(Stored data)
- - - -

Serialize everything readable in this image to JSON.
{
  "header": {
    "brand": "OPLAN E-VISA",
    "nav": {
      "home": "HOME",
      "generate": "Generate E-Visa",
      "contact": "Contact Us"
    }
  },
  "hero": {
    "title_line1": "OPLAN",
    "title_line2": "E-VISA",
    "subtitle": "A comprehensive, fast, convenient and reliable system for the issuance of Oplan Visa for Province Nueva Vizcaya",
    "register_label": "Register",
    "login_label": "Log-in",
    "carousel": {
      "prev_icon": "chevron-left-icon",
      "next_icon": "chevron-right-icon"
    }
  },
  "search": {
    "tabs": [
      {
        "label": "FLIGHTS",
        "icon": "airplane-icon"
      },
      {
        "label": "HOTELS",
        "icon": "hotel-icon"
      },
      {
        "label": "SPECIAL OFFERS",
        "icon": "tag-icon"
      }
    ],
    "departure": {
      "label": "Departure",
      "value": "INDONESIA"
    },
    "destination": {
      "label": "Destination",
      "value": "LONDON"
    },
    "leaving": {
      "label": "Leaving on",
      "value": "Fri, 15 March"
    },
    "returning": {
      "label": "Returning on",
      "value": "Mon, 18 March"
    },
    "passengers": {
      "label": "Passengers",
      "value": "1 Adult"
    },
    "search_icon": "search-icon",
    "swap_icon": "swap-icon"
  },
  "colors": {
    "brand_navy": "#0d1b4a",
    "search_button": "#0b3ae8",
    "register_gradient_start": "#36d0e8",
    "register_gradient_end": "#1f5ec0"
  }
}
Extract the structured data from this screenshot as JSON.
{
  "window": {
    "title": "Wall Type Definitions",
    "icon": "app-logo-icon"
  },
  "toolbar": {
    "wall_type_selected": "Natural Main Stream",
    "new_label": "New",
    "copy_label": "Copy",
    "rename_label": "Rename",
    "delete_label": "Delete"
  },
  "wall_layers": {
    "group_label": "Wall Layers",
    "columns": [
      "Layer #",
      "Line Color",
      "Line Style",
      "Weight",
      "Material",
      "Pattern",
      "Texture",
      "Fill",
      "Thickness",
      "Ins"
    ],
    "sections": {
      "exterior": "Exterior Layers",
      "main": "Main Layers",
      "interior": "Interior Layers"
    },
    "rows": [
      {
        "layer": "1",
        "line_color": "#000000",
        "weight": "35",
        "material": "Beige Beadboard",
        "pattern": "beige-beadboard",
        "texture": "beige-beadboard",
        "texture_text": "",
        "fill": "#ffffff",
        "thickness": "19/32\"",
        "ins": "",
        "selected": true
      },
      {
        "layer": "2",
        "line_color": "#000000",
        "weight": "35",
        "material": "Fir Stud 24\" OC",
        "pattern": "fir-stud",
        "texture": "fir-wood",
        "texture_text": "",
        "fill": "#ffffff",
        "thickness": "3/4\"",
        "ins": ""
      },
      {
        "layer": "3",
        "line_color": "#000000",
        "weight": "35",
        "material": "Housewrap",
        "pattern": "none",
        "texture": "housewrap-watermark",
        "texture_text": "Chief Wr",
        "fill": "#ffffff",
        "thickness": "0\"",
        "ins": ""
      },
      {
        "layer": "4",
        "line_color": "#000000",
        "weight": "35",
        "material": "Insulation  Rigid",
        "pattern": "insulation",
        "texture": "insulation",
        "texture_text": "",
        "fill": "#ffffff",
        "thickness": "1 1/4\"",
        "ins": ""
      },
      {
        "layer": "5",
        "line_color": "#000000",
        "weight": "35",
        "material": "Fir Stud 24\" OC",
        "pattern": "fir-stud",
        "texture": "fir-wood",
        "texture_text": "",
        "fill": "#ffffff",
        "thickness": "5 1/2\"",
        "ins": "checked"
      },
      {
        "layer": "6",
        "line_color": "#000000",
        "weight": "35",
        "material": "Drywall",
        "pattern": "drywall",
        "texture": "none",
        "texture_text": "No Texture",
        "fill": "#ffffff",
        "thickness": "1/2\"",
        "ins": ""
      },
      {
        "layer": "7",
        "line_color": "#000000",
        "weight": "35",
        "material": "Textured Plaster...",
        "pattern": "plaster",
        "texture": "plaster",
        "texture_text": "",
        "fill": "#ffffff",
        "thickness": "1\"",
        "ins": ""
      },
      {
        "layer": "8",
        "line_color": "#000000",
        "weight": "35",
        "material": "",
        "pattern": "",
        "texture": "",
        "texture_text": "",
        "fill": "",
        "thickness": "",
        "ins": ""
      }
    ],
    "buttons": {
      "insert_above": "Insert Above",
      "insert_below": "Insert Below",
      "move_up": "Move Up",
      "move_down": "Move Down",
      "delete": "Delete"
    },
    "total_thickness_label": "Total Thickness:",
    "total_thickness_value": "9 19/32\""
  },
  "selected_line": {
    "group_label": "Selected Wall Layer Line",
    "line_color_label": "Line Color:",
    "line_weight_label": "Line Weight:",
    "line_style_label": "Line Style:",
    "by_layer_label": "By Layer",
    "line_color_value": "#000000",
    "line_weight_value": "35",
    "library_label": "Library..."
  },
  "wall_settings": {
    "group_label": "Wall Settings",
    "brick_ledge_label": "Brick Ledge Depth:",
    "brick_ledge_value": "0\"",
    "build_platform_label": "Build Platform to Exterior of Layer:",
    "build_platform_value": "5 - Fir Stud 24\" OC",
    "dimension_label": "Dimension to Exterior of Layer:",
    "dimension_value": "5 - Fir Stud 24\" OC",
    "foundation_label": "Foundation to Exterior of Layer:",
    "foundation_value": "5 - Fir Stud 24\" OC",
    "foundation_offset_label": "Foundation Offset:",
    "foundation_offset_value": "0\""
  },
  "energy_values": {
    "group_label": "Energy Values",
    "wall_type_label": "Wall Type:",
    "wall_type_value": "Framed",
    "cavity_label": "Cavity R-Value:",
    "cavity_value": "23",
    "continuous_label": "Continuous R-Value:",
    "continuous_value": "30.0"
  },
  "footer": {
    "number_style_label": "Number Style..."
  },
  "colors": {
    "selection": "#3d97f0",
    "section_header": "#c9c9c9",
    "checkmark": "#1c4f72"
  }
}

- - - -

* _PROMPT_:
Wherever the string "Style" appears in the entries above, list that line.

* _WRITTEN REPLY_:
      "Line Style",
    "line_style_label": "Line Style:",
    "number_style_label": "Number Style..."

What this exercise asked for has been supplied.